What you should do:
Lines that hold the word "JSON" should be located and copied.

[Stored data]

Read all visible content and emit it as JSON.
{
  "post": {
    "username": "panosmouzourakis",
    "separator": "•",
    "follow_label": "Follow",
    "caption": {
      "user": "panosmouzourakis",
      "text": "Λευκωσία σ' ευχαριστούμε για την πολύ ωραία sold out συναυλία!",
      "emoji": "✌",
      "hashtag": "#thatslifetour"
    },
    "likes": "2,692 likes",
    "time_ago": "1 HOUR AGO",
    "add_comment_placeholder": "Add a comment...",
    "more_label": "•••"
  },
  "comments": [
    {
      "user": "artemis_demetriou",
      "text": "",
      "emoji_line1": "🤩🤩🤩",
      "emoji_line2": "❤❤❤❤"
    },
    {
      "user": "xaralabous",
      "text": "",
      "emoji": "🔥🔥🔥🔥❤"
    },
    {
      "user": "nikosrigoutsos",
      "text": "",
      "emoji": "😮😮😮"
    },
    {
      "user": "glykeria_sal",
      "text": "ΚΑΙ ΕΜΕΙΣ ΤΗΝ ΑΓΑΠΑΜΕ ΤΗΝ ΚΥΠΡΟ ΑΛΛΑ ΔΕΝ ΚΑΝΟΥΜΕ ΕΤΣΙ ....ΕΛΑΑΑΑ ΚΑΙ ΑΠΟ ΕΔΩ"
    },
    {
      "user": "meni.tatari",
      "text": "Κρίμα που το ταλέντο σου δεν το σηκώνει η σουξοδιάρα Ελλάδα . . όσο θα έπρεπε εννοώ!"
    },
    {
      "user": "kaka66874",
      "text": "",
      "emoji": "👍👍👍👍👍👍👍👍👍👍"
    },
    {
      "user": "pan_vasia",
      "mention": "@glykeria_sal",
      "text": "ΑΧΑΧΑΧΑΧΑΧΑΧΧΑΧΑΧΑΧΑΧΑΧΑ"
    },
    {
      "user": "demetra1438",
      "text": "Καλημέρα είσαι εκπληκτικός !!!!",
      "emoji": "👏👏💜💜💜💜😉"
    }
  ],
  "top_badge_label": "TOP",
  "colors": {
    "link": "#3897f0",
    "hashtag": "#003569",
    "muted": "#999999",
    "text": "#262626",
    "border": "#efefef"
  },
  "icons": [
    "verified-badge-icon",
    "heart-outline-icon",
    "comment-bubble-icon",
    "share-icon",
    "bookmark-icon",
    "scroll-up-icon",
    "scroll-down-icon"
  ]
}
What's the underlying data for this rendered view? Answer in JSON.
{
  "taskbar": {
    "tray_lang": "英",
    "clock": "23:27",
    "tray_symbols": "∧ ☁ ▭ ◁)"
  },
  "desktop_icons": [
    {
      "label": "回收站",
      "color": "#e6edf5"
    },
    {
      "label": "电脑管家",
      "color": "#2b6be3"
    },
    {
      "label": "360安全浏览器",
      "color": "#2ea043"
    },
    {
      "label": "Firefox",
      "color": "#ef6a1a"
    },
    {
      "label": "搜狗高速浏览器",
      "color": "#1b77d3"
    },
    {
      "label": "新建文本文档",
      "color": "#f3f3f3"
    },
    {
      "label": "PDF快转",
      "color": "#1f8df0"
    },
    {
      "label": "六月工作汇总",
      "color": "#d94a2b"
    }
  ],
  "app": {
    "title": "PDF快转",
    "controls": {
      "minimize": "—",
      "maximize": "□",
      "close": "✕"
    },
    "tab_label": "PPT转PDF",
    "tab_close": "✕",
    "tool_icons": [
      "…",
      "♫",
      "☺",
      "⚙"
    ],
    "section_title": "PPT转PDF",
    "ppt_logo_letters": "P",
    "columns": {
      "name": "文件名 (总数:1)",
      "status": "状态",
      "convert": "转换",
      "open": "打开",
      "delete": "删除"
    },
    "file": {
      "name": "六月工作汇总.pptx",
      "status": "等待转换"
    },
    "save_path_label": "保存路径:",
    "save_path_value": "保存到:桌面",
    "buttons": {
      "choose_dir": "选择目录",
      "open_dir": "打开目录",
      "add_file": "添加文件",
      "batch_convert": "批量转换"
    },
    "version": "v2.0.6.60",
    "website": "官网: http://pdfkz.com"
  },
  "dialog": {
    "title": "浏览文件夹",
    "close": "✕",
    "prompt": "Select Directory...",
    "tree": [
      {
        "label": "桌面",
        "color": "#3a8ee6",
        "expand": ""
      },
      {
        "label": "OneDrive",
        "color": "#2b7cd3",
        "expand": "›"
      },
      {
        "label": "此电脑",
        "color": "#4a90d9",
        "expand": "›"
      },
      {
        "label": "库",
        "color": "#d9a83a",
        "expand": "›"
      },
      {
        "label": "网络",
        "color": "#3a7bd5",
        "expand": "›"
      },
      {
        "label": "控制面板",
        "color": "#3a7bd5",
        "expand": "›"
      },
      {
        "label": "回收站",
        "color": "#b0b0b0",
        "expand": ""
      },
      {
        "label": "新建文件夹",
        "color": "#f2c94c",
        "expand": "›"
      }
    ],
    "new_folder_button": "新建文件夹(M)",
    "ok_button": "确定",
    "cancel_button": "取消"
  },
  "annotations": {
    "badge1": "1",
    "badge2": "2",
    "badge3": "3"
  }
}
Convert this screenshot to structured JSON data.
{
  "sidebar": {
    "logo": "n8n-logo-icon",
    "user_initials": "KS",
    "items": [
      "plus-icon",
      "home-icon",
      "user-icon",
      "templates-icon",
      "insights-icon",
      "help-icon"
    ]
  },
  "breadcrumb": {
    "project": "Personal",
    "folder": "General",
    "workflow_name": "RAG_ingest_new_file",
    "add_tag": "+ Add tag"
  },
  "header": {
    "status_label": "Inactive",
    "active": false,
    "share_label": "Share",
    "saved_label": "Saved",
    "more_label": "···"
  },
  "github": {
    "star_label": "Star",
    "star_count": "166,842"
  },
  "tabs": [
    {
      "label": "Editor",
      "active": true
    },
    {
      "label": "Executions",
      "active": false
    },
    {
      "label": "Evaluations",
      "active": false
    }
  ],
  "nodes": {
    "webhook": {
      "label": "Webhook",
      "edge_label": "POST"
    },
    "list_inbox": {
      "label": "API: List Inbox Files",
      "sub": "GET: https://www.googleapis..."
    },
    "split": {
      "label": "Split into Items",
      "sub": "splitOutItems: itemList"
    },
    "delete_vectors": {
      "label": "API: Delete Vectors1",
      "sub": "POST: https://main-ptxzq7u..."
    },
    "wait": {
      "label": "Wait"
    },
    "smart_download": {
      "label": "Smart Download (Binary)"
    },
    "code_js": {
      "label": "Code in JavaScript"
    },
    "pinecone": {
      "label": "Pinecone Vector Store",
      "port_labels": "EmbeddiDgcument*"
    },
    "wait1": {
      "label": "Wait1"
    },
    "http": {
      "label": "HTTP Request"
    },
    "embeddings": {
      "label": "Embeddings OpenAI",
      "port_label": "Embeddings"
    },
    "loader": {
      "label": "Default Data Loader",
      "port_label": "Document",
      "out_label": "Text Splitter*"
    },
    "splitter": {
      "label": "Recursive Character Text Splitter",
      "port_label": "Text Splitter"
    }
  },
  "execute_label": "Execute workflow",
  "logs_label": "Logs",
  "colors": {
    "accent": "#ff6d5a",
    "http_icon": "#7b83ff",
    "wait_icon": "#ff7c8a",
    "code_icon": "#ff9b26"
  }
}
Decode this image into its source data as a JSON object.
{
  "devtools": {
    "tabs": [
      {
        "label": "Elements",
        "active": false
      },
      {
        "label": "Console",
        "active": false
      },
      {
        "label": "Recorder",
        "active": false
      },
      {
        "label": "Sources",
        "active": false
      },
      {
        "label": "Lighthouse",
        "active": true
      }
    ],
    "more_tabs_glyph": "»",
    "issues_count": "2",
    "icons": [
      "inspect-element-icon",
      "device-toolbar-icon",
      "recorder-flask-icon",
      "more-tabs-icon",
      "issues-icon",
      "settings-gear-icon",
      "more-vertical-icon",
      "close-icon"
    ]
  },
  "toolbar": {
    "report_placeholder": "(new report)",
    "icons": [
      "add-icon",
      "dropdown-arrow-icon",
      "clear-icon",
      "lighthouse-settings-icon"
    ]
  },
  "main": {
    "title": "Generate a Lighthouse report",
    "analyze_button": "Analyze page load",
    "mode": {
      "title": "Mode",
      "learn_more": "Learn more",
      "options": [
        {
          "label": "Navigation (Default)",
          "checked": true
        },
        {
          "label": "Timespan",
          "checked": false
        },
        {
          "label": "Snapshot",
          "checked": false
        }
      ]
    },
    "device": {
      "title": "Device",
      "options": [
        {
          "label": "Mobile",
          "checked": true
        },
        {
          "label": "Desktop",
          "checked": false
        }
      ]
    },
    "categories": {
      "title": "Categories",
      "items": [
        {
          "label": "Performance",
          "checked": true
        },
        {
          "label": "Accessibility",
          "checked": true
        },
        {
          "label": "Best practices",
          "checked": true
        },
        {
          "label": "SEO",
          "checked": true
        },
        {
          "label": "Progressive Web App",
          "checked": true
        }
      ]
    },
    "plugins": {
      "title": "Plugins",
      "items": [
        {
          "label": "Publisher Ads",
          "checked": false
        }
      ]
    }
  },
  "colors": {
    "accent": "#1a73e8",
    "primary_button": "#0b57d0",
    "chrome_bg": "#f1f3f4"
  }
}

The result:
Read all visible content and emit it as JSON.
What's the underlying data for this rendered view? Answer in JSON.
Convert this screenshot to structured JSON data.
Decode this image into its source data as a JSON object.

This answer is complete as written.